## Your task
The entire listing is to be repeated verbatim.

## Listing

----------

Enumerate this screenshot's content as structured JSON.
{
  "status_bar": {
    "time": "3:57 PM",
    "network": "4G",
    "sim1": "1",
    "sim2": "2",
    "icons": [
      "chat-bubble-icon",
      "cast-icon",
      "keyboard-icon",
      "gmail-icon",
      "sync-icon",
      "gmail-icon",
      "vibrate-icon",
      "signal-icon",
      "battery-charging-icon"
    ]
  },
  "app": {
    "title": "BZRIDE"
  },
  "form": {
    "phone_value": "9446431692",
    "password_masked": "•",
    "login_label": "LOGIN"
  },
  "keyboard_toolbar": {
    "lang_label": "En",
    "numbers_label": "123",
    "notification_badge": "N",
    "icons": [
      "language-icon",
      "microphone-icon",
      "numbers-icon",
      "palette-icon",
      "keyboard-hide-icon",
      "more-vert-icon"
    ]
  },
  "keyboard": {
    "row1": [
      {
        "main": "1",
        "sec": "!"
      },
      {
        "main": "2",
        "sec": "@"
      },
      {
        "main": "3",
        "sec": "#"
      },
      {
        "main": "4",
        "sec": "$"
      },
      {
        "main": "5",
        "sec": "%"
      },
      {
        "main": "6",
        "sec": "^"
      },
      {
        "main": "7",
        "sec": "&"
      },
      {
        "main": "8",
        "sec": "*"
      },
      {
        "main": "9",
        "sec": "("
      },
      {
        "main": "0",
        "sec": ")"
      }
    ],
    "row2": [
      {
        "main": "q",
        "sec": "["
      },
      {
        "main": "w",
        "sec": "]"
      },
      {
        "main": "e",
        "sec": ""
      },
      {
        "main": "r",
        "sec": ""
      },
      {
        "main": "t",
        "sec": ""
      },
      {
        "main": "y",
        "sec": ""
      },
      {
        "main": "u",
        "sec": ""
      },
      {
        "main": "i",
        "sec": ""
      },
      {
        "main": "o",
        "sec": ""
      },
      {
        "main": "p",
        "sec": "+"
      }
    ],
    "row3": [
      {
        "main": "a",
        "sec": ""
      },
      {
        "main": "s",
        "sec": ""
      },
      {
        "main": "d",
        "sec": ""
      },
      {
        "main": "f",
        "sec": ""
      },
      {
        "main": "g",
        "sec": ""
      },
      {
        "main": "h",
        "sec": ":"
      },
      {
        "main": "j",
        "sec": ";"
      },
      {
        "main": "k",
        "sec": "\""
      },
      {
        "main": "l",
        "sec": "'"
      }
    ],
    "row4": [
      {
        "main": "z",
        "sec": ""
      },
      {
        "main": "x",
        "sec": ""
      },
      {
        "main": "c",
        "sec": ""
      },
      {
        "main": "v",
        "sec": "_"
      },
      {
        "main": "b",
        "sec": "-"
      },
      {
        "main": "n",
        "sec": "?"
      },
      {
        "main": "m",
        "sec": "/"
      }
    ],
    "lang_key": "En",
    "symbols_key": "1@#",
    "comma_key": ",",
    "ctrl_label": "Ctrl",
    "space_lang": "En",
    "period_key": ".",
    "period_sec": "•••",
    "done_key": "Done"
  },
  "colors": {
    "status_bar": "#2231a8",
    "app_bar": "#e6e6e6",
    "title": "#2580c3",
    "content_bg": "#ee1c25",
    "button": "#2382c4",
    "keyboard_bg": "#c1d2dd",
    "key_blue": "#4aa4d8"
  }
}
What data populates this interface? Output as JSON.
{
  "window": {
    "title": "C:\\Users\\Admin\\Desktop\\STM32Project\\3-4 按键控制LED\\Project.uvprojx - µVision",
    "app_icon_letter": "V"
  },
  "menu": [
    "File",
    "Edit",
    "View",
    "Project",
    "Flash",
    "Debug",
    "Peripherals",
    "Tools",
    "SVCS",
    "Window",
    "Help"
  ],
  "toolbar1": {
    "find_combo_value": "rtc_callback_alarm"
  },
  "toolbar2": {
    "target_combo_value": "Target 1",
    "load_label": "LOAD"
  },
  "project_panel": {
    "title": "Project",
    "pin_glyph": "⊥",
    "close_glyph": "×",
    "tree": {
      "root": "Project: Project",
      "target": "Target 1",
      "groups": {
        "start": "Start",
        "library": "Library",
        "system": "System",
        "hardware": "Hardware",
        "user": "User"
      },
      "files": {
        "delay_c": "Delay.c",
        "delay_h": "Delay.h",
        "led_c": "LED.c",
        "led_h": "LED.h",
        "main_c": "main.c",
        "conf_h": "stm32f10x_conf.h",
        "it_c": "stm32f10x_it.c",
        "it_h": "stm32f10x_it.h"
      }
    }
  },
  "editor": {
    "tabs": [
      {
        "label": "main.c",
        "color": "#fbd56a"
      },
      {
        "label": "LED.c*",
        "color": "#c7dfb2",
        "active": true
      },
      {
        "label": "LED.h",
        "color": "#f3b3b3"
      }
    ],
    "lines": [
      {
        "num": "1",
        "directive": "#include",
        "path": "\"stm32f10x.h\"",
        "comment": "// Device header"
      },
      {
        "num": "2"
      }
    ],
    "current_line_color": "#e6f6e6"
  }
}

----------

## Solution to the exercise
Enumerate this screenshot's content as structured JSON.
{
  "status_bar": {
    "time": "3:57 PM",
    "network": "4G",
    "sim1": "1",
    "sim2": "2",
    "icons": [
      "chat-bubble-icon",
      "cast-icon",
      "keyboard-icon",
      "gmail-icon",
      "sync-icon",
      "gmail-icon",
      "vibrate-icon",
      "signal-icon",
      "battery-charging-icon"
    ]
  },
  "app": {
    "title": "BZRIDE"
  },
  "form": {
    "phone_value": "9446431692",
    "password_masked": "•",
    "login_label": "LOGIN"
  },
  "keyboard_toolbar": {
    "lang_label": "En",
    "numbers_label": "123",
    "notification_badge": "N",
    "icons": [
      "language-icon",
      "microphone-icon",
      "numbers-icon",
      "palette-icon",
      "keyboard-hide-icon",
      "more-vert-icon"
    ]
  },
  "keyboard": {
    "row1": [
      {
        "main": "1",
        "sec": "!"
      },
      {
        "main": "2",
        "sec": "@"
      },
      {
        "main": "3",
        "sec": "#"
      },
      {
        "main": "4",
        "sec": "$"
      },
      {
        "main": "5",
        "sec": "%"
      },
      {
        "main": "6",
        "sec": "^"
      },
      {
        "main": "7",
        "sec": "&"
      },
      {
        "main": "8",
        "sec": "*"
      },
      {
        "main": "9",
        "sec": "("
      },
      {
        "main": "0",
        "sec": ")"
      }
    ],
    "row2": [
      {
        "main": "q",
        "sec": "["
      },
      {
        "main": "w",
        "sec": "]"
      },
      {
        "main": "e",
        "sec": ""
      },
      {
        "main": "r",
        "sec": ""
      },
      {
        "main": "t",
        "sec": ""
      },
      {
        "main": "y",
        "sec": ""
      },
      {
        "main": "u",
        "sec": ""
      },
      {
        "main": "i",
        "sec": ""
      },
      {
        "main": "o",
        "sec": ""
      },
      {
        "main": "p",
        "sec": "+"
      }
    ],
    "row3": [
      {
        "main": "a",
        "sec": ""
      },
      {
        "main": "s",
        "sec": ""
      },
      {
        "main": "d",
        "sec": ""
      },
      {
        "main": "f",
        "sec": ""
      },
      {
        "main": "g",
        "sec": ""
      },
      {
        "main": "h",
        "sec": ":"
      },
      {
        "main": "j",
        "sec": ";"
      },
      {
        "main": "k",
        "sec": "\""
      },
      {
        "main": "l",
        "sec": "'"
      }
    ],
    "row4": [
      {
        "main": "z",
        "sec": ""
      },
      {
        "main": "x",
        "sec": ""
      },
      {
        "main": "c",
        "sec": ""
      },
      {
        "main": "v",
        "sec": "_"
      },
      {
        "main": "b",
        "sec": "-"
      },
      {
        "main": "n",
        "sec": "?"
      },
      {
        "main": "m",
        "sec": "/"
      }
    ],
    "lang_key": "En",
    "symbols_key": "1@#",
    "comma_key": ",",
    "ctrl_label": "Ctrl",
    "space_lang": "En",
    "period_key": ".",
    "period_sec": "•••",
    "done_key": "Done"
  },
  "colors": {
    "status_bar": "#2231a8",
    "app_bar": "#e6e6e6",
    "title": "#2580c3",
    "content_bg": "#ee1c25",
    "button": "#2382c4",
    "keyboard_bg": "#c1d2dd",
    "key_blue": "#4aa4d8"
  }
}
What data populates this interface? Output as JSON.
{
  "window": {
    "title": "C:\\Users\\Admin\\Desktop\\STM32Project\\3-4 按键控制LED\\Project.uvprojx - µVision",
    "app_icon_letter": "V"
  },
  "menu": [
    "File",
    "Edit",
    "View",
    "Project",
    "Flash",
    "Debug",
    "Peripherals",
    "Tools",
    "SVCS",
    "Window",
    "Help"
  ],
  "toolbar1": {
    "find_combo_value": "rtc_callback_alarm"
  },
  "toolbar2": {
    "target_combo_value": "Target 1",
    "load_label": "LOAD"
  },
  "project_panel": {
    "title": "Project",
    "pin_glyph": "⊥",
    "close_glyph": "×",
    "tree": {
      "root": "Project: Project",
      "target": "Target 1",
      "groups": {
        "start": "Start",
        "library": "Library",
        "system": "System",
        "hardware": "Hardware",
        "user": "User"
      },
      "files": {
        "delay_c": "Delay.c",
        "delay_h": "Delay.h",
        "led_c": "LED.c",
        "led_h": "LED.h",
        "main_c": "main.c",
        "conf_h": "stm32f10x_conf.h",
        "it_c": "stm32f10x_it.c",
        "it_h": "stm32f10x_it.h"
      }
    }
  },
  "editor": {
    "tabs": [
      {
        "label": "main.c",
        "color": "#fbd56a"
      },
      {
        "label": "LED.c*",
        "color": "#c7dfb2",
        "active": true
      },
      {
        "label": "LED.h",
        "color": "#f3b3b3"
      }
    ],
    "lines": [
      {
        "num": "1",
        "directive": "#include",
        "path": "\"stm32f10x.h\"",
        "comment": "// Device header"
      },
      {
        "num": "2"
      }
    ],
    "current_line_color": "#e6f6e6"
  }
}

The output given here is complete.